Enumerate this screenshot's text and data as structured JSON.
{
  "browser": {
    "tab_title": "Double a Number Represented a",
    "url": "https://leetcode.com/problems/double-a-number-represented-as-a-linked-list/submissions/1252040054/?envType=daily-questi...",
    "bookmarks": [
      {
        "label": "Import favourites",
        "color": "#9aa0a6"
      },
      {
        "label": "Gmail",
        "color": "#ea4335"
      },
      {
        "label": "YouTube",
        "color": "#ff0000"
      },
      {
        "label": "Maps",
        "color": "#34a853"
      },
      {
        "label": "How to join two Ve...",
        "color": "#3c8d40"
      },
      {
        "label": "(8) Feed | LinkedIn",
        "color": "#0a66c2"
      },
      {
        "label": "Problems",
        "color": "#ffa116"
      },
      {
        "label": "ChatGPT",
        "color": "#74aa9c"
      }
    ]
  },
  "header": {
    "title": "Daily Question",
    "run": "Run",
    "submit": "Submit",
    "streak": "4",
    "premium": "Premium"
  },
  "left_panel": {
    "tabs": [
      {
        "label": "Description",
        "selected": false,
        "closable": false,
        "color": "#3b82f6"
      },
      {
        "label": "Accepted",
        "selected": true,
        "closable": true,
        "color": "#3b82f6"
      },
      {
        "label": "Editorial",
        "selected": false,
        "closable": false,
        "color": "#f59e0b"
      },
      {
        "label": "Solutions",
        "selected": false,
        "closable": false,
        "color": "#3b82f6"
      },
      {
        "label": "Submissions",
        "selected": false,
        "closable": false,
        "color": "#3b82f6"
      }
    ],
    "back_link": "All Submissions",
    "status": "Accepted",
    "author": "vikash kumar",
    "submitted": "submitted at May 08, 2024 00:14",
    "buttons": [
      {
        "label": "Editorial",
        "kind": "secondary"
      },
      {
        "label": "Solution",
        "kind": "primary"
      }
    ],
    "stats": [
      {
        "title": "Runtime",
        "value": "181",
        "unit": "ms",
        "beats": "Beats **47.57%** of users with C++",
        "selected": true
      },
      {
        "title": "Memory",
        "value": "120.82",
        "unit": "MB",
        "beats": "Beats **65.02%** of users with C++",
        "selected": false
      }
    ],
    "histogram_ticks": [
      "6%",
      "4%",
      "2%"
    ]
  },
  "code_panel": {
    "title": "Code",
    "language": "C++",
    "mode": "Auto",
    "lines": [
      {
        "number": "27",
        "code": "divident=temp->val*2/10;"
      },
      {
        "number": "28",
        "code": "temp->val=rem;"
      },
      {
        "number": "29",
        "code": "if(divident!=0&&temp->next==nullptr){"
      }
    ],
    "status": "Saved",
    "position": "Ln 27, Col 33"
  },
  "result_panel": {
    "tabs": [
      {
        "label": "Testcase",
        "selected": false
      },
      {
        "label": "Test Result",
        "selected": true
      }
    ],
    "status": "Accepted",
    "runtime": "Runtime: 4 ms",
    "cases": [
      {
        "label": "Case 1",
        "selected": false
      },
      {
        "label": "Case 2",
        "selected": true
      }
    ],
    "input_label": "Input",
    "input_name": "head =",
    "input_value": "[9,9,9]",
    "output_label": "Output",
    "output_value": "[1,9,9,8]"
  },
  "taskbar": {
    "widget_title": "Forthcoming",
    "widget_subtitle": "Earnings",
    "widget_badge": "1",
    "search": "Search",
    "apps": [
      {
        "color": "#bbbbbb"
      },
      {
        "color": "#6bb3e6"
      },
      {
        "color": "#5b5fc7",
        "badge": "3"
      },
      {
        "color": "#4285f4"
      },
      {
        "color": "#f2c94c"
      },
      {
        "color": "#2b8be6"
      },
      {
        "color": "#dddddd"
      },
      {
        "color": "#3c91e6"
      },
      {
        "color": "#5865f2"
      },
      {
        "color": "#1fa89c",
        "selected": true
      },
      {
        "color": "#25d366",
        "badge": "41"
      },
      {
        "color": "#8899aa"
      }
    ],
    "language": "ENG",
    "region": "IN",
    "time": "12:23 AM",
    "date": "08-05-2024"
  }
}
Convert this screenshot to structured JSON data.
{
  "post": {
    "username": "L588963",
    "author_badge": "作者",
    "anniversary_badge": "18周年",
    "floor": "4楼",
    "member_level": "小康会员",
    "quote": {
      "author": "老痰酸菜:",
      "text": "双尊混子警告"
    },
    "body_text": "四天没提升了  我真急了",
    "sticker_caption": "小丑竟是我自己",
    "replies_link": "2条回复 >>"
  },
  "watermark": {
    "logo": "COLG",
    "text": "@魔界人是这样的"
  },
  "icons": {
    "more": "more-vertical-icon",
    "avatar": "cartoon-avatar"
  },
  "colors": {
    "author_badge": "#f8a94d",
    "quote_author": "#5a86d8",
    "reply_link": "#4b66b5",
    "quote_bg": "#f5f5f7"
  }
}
━━━━━━━━━━
## GIVEN INSTRUCTION
Output the listing above exactly as it appears.

## WRITTEN RESPONSE
Enumerate this screenshot's text and data as structured JSON.
{
  "browser": {
    "tab_title": "Double a Number Represented a",
    "url": "https://leetcode.com/problems/double-a-number-represented-as-a-linked-list/submissions/1252040054/?envType=daily-questi...",
    "bookmarks": [
      {
        "label": "Import favourites",
        "color": "#9aa0a6"
      },
      {
        "label": "Gmail",
        "color": "#ea4335"
      },
      {
        "label": "YouTube",
        "color": "#ff0000"
      },
      {
        "label": "Maps",
        "color": "#34a853"
      },
      {
        "label": "How to join two Ve...",
        "color": "#3c8d40"
      },
      {
        "label": "(8) Feed | LinkedIn",
        "color": "#0a66c2"
      },
      {
        "label": "Problems",
        "color": "#ffa116"
      },
      {
        "label": "ChatGPT",
        "color": "#74aa9c"
      }
    ]
  },
  "header": {
    "title": "Daily Question",
    "run": "Run",
    "submit": "Submit",
    "streak": "4",
    "premium": "Premium"
  },
  "left_panel": {
    "tabs": [
      {
        "label": "Description",
        "selected": false,
        "closable": false,
        "color": "#3b82f6"
      },
      {
        "label": "Accepted",
        "selected": true,
        "closable": true,
        "color": "#3b82f6"
      },
      {
        "label": "Editorial",
        "selected": false,
        "closable": false,
        "color": "#f59e0b"
      },
      {
        "label": "Solutions",
        "selected": false,
        "closable": false,
        "color": "#3b82f6"
      },
      {
        "label": "Submissions",
        "selected": false,
        "closable": false,
        "color": "#3b82f6"
      }
    ],
    "back_link": "All Submissions",
    "status": "Accepted",
    "author": "vikash kumar",
    "submitted": "submitted at May 08, 2024 00:14",
    "buttons": [
      {
        "label": "Editorial",
        "kind": "secondary"
      },
      {
        "label": "Solution",
        "kind": "primary"
      }
    ],
    "stats": [
      {
        "title": "Runtime",
        "value": "181",
        "unit": "ms",
        "beats": "Beats **47.57%** of users with C++",
        "selected": true
      },
      {
        "title": "Memory",
        "value": "120.82",
        "unit": "MB",
        "beats": "Beats **65.02%** of users with C++",
        "selected": false
      }
    ],
    "histogram_ticks": [
      "6%",
      "4%",
      "2%"
    ]
  },
  "code_panel": {
    "title": "Code",
    "language": "C++",
    "mode": "Auto",
    "lines": [
      {
        "number": "27",
        "code": "divident=temp->val*2/10;"
      },
      {
        "number": "28",
        "code": "temp->val=rem;"
      },
      {
        "number": "29",
        "code": "if(divident!=0&&temp->next==nullptr){"
      }
    ],
    "status": "Saved",
    "position": "Ln 27, Col 33"
  },
  "result_panel": {
    "tabs": [
      {
        "label": "Testcase",
        "selected": false
      },
      {
        "label": "Test Result",
        "selected": true
      }
    ],
    "status": "Accepted",
    "runtime": "Runtime: 4 ms",
    "cases": [
      {
        "label": "Case 1",
        "selected": false
      },
      {
        "label": "Case 2",
        "selected": true
      }
    ],
    "input_label": "Input",
    "input_name": "head =",
    "input_value": "[9,9,9]",
    "output_label": "Output",
    "output_value": "[1,9,9,8]"
  },
  "taskbar": {
    "widget_title": "Forthcoming",
    "widget_subtitle": "Earnings",
    "widget_badge": "1",
    "search": "Search",
    "apps": [
      {
        "color": "#bbbbbb"
      },
      {
        "color": "#6bb3e6"
      },
      {
        "color": "#5b5fc7",
        "badge": "3"
      },
      {
        "color": "#4285f4"
      },
      {
        "color": "#f2c94c"
      },
      {
        "color": "#2b8be6"
      },
      {
        "color": "#dddddd"
      },
      {
        "color": "#3c91e6"
      },
      {
        "color": "#5865f2"
      },
      {
        "color": "#1fa89c",
        "selected": true
      },
      {
        "color": "#25d366",
        "badge": "41"
      },
      {
        "color": "#8899aa"
      }
    ],
    "language": "ENG",
    "region": "IN",
    "time": "12:23 AM",
    "date": "08-05-2024"
  }
}
Convert this screenshot to structured JSON data.
{
  "post": {
    "username": "L588963",
    "author_badge": "作者",
    "anniversary_badge": "18周年",
    "floor": "4楼",
    "member_level": "小康会员",
    "quote": {
      "author": "老痰酸菜:",
      "text": "双尊混子警告"
    },
    "body_text": "四天没提升了  我真急了",
    "sticker_caption": "小丑竟是我自己",
    "replies_link": "2条回复 >>"
  },
  "watermark": {
    "logo": "COLG",
    "text": "@魔界人是这样的"
  },
  "icons": {
    "more": "more-vertical-icon",
    "avatar": "cartoon-avatar"
  },
  "colors": {
    "author_badge": "#f8a94d",
    "quote_author": "#5a86d8",
    "reply_link": "#4b66b5",
    "quote_bg": "#f5f5f7"
  }
}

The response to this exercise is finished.